* Objective:
Each entry below is to be written out exactly, and the pictures are to be left out.

-- BEGIN Information supplied --

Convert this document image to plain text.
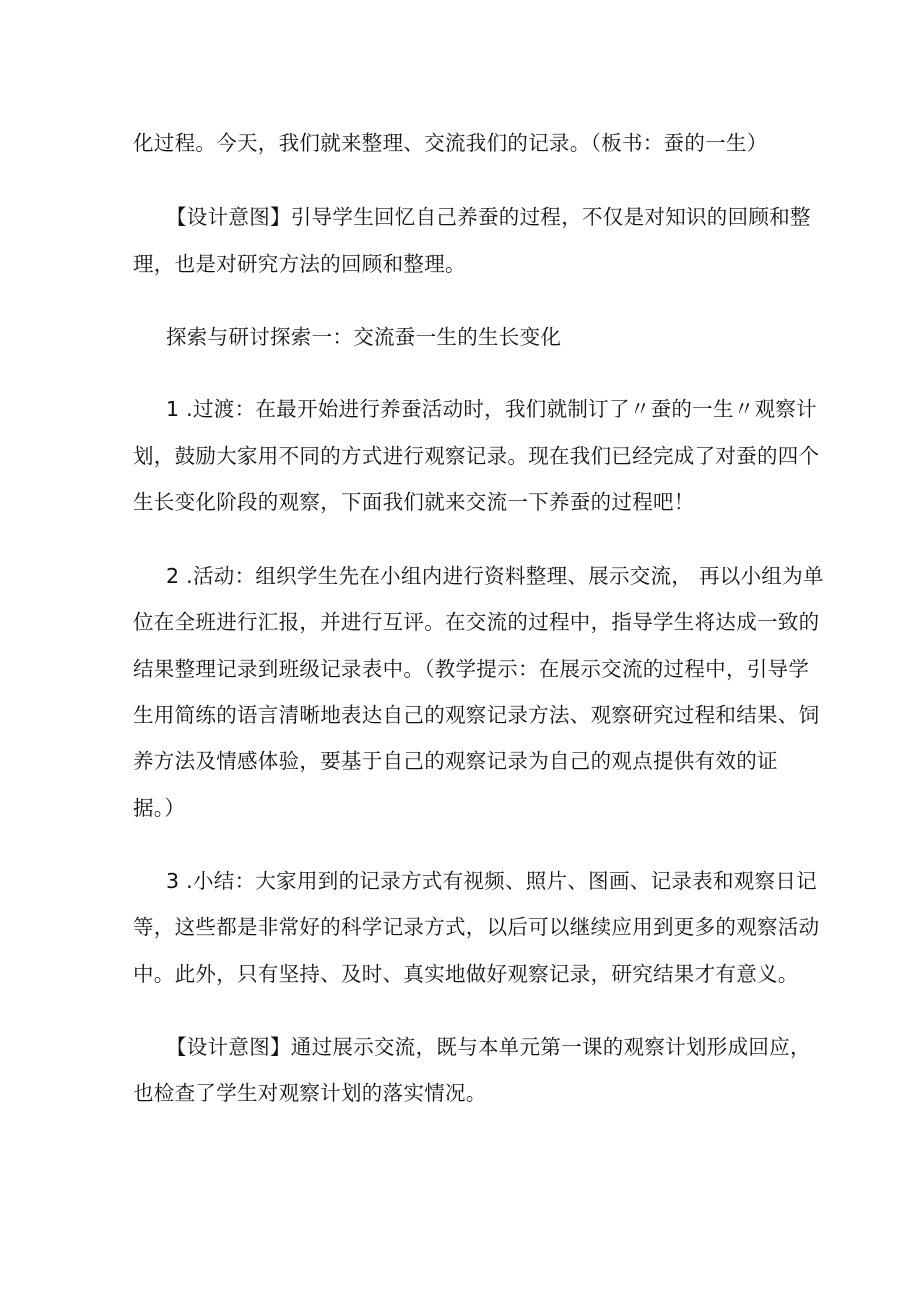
化过程。今天，我们就来整理、交流我们的记录。（板书：蚕的一生）
【设计意图】引导学生回忆自己养蚕的过程，不仅是对知识的回顾和整
理，也是对研究方法的回顾和整理。
探索与研讨探索一：交流蚕一生的生长变化
1 .过渡：在最开始进行养蚕活动时，我们就制订了〃蚕的一生〃观察计
划，鼓励大家用不同的方式进行观察记录。现在我们已经完成了对蚕的四个
生长变化阶段的观察，下面我们就来交流一下养蚕的过程吧！
2 .活动：组织学生先在小组内进行资料整理、展示交流， 再以小组为单
位在全班进行汇报，并进行互评。在交流的过程中，指导学生将达成一致的
结果整理记录到班级记录表中。（教学提示：在展示交流的过程中，引导学
生用简练的语言清晰地表达自己的观察记录方法、观察研究过程和结果、饲
养方法及情感体验，要基于自己的观察记录为自己的观点提供有效的证
据。）
3 .小结：大家用到的记录方式有视频、照片、图画、记录表和观察日记
等，这些都是非常好的科学记录方式，以后可以继续应用到更多的观察活动
中。此外，只有坚持、及时、真实地做好观察记录，研究结果才有意义。
【设计意图】通过展示交流，既与本单元第一课的观察计划形成回应，
也检查了学生对观察计划的落实情况。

-- END Information supplied --

* Completed task:
Convert this document image to plain text.
化过程。今天，我们就来整理、交流我们的记录。（板书：蚕的一生）
【设计意图】引导学生回忆自己养蚕的过程，不仅是对知识的回顾和整
理，也是对研究方法的回顾和整理。
探索与研讨探索一：交流蚕一生的生长变化
1 .过渡：在最开始进行养蚕活动时，我们就制订了〃蚕的一生〃观察计
划，鼓励大家用不同的方式进行观察记录。现在我们已经完成了对蚕的四个
生长变化阶段的观察，下面我们就来交流一下养蚕的过程吧！
2 .活动：组织学生先在小组内进行资料整理、展示交流， 再以小组为单
位在全班进行汇报，并进行互评。在交流的过程中，指导学生将达成一致的
结果整理记录到班级记录表中。（教学提示：在展示交流的过程中，引导学
生用简练的语言清晰地表达自己的观察记录方法、观察研究过程和结果、饲
养方法及情感体验，要基于自己的观察记录为自己的观点提供有效的证
据。）
3 .小结：大家用到的记录方式有视频、照片、图画、记录表和观察日记
等，这些都是非常好的科学记录方式，以后可以继续应用到更多的观察活动
中。此外，只有坚持、及时、真实地做好观察记录，研究结果才有意义。
【设计意图】通过展示交流，既与本单元第一课的观察计划形成回应，
也检查了学生对观察计划的落实情况。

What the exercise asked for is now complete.